= DIRECTIONS FOR THIS TASK =
For each line below that includes the word "przodu", make a copy.

= RECORDS TO USE =
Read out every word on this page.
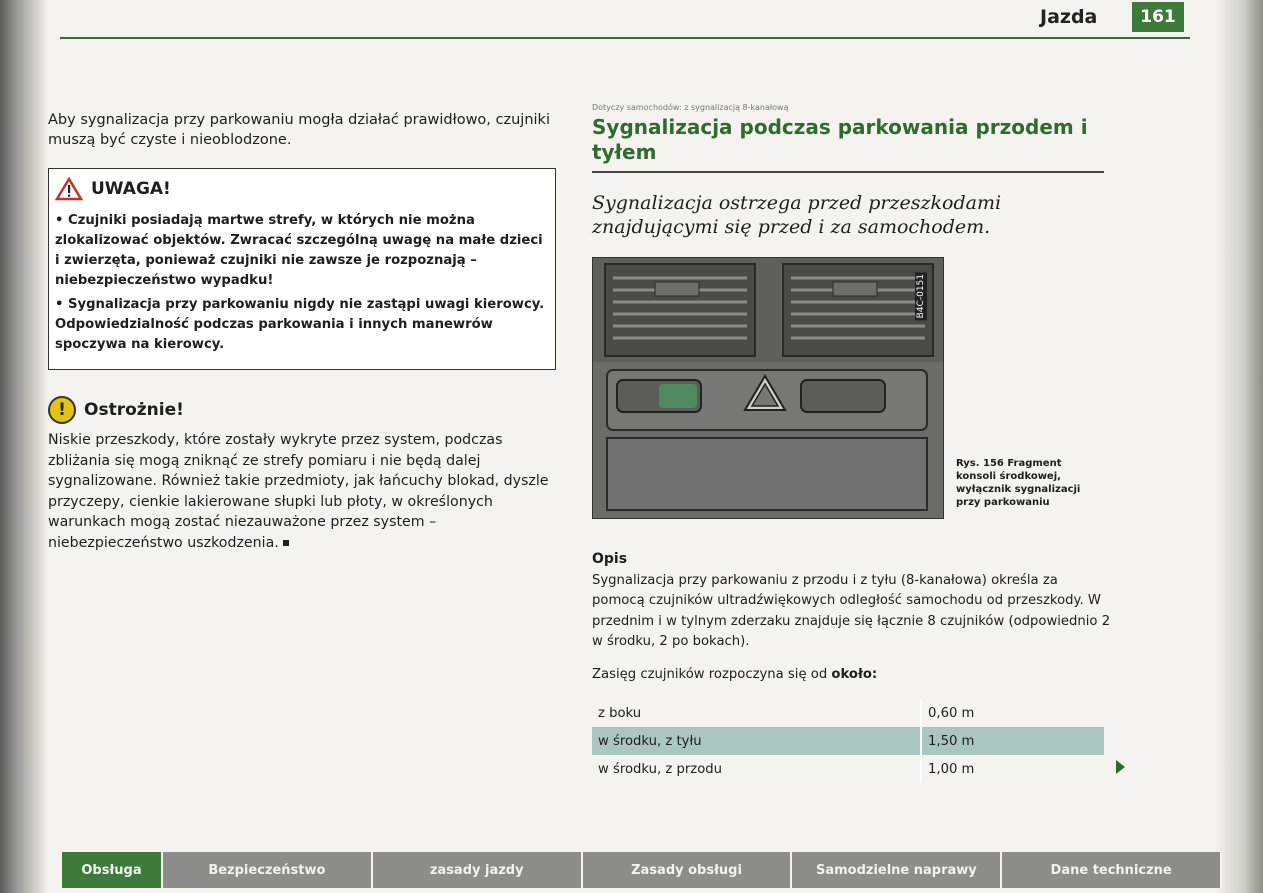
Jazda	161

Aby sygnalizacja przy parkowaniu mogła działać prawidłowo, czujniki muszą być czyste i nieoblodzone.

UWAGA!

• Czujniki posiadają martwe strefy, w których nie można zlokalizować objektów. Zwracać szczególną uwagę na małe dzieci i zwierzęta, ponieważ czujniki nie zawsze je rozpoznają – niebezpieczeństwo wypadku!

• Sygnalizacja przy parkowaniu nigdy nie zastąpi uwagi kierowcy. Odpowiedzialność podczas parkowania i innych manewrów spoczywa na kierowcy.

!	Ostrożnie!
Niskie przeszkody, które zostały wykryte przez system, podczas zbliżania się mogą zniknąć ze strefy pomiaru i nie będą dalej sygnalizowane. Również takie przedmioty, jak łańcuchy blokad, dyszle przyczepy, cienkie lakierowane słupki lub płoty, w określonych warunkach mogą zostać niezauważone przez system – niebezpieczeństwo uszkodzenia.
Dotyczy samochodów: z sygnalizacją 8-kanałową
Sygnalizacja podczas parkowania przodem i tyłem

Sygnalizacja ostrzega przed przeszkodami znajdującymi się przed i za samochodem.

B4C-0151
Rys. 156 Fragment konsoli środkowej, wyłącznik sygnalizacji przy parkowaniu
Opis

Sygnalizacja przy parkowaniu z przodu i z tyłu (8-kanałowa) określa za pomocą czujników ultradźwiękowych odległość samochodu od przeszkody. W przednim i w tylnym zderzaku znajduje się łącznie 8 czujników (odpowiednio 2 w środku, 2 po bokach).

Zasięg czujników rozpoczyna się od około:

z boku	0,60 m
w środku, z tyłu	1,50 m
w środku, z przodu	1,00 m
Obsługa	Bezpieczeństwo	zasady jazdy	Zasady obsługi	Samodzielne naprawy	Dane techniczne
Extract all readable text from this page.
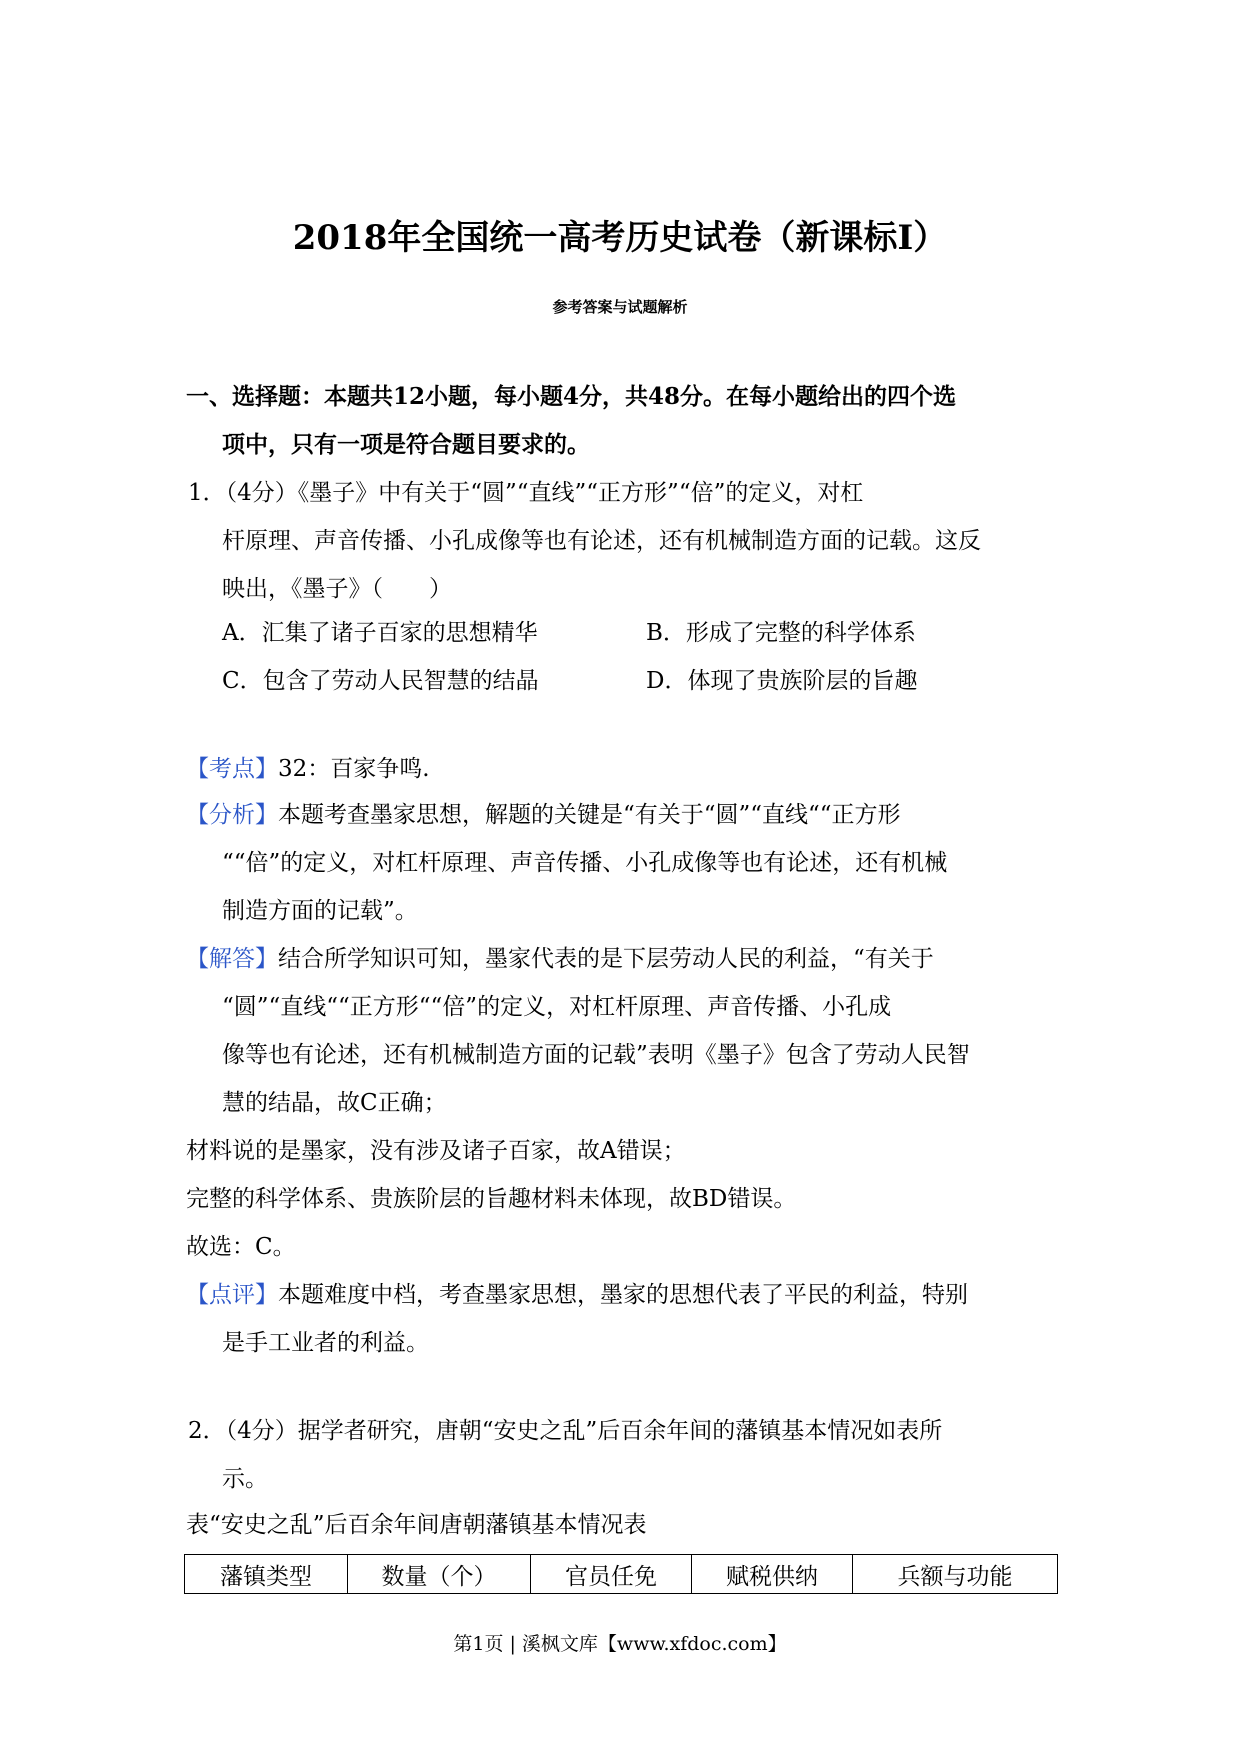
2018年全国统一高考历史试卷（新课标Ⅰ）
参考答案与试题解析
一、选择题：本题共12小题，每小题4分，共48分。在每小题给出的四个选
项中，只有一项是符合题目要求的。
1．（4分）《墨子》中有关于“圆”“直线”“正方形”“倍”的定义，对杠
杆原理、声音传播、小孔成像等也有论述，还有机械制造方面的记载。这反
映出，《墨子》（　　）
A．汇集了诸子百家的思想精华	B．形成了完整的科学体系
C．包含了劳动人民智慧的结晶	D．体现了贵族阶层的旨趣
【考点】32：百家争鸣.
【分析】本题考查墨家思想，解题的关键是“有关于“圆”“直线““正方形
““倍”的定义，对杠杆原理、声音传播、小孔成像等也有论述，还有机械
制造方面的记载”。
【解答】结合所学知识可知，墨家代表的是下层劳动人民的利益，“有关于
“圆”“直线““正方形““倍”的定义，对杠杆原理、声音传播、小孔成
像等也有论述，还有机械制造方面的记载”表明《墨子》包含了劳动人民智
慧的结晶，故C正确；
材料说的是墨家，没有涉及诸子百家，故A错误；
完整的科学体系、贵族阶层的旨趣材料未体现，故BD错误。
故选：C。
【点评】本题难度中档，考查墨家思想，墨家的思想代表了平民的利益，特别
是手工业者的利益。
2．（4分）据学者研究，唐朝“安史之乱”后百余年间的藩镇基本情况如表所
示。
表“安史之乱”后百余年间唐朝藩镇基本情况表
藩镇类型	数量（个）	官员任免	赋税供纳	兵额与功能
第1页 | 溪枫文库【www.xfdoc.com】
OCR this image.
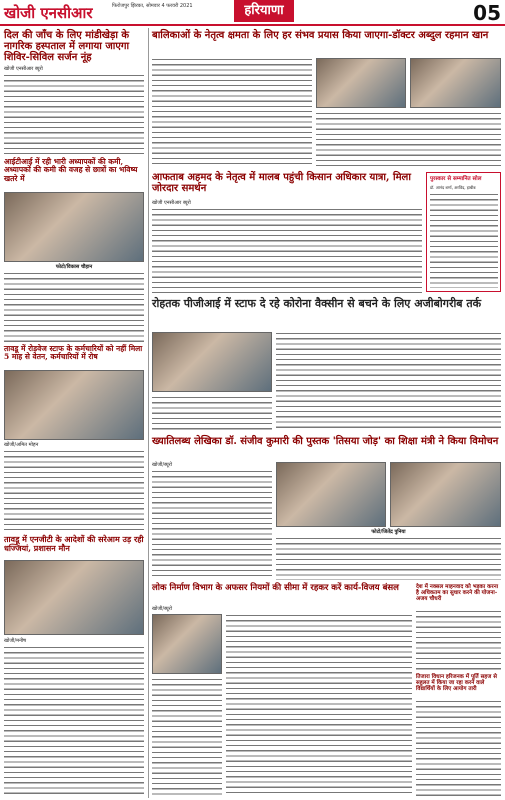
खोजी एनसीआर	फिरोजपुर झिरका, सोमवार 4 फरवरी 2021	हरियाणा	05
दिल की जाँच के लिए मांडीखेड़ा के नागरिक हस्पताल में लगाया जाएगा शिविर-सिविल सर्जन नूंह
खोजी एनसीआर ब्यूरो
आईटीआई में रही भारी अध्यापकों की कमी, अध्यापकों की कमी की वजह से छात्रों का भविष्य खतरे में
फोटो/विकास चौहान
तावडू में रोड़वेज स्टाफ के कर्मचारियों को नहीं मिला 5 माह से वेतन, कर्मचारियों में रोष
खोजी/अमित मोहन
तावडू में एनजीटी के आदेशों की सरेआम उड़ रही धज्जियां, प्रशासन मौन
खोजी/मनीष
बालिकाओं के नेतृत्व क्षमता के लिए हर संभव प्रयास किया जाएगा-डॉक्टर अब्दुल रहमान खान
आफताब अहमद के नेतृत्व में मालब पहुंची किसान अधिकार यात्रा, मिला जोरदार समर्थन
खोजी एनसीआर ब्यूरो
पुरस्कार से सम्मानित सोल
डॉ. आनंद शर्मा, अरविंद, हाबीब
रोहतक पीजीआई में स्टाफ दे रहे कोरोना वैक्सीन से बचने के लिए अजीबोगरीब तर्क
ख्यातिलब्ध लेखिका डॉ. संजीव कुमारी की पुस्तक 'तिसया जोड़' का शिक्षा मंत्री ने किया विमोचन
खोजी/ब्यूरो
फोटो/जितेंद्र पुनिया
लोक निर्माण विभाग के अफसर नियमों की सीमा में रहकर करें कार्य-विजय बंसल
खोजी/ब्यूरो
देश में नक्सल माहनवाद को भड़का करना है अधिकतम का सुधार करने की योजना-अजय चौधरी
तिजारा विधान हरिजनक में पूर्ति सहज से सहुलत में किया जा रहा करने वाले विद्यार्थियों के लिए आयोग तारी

= PROBLEM SOLUTION =
Sygnalizacja przy parkowaniu z przodu i z tyłu (8-kanałowa) określa za pomocą czujników ultradźwiękowych odległość samochodu od przeszkody. W przednim i w tylnym zderzaku znajduje się łącznie 8 czujników (odpowiednio 2 w środku, 2 po bokach).
w środku, z przodu	1,00 m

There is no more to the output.